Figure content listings

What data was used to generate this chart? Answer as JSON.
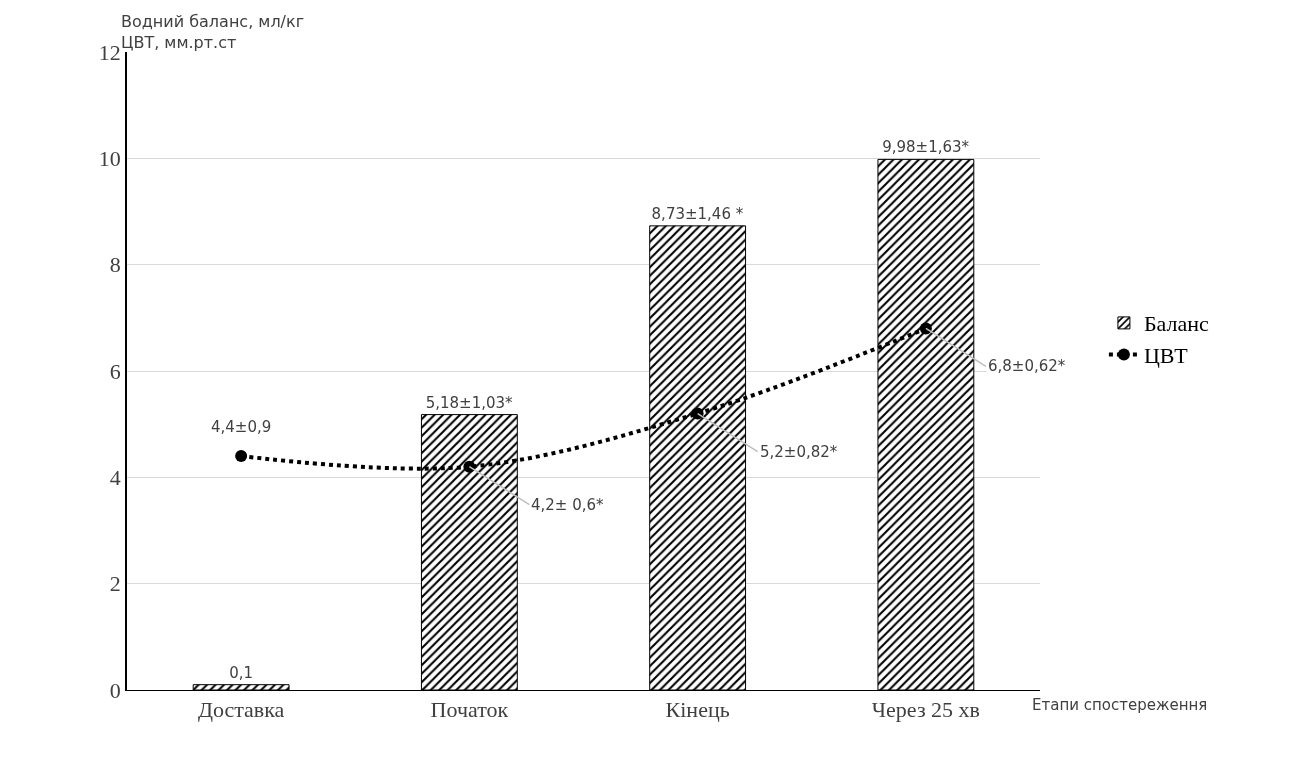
{
  "chart_data": {
    "type": "bar",
    "ylabel": "Водний баланс, мл/кг\nЦВТ, мм.рт.ст",
    "xlabel": "Етапи спостереження",
    "categories": [
      "Доставка",
      "Початок",
      "Кінець",
      "Через 25 хв"
    ],
    "series": [
      {
        "name": "Баланс",
        "color": "#000000",
        "values": [
          0.1,
          5.18,
          8.73,
          9.98
        ],
        "value_labels": [
          "0,1",
          "5,18±1,03*",
          "8,73±1,46 *",
          "9,98±1,63*"
        ]
      },
      {
        "name": "ЦВТ",
        "type": "line",
        "color": "#000000",
        "marker": "circle",
        "line_style": "dotted",
        "values": [
          4.4,
          4.2,
          5.2,
          6.8
        ],
        "value_labels": [
          "4,4±0,9",
          "4,2± 0,6*",
          "5,2±0,82*",
          "6,8±0,62*"
        ]
      }
    ],
    "ylim": [
      0,
      12
    ],
    "yticks": [
      0,
      2,
      4,
      6,
      8,
      10,
      12
    ],
    "grid": "y",
    "legend": "right"
  }
}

#### Given task:
Print every entry above again without changing a word, and omit the pictures.

#### Response to the task:
What data was used to generate this chart? Answer as JSON.
{
  "chart_data": {
    "type": "bar",
    "ylabel": "Водний баланс, мл/кг\nЦВТ, мм.рт.ст",
    "xlabel": "Етапи спостереження",
    "categories": [
      "Доставка",
      "Початок",
      "Кінець",
      "Через 25 хв"
    ],
    "series": [
      {
        "name": "Баланс",
        "color": "#000000",
        "values": [
          0.1,
          5.18,
          8.73,
          9.98
        ],
        "value_labels": [
          "0,1",
          "5,18±1,03*",
          "8,73±1,46 *",
          "9,98±1,63*"
        ]
      },
      {
        "name": "ЦВТ",
        "type": "line",
        "color": "#000000",
        "marker": "circle",
        "line_style": "dotted",
        "values": [
          4.4,
          4.2,
          5.2,
          6.8
        ],
        "value_labels": [
          "4,4±0,9",
          "4,2± 0,6*",
          "5,2±0,82*",
          "6,8±0,62*"
        ]
      }
    ],
    "ylim": [
      0,
      12
    ],
    "yticks": [
      0,
      2,
      4,
      6,
      8,
      10,
      12
    ],
    "grid": "y",
    "legend": "right"
  }
}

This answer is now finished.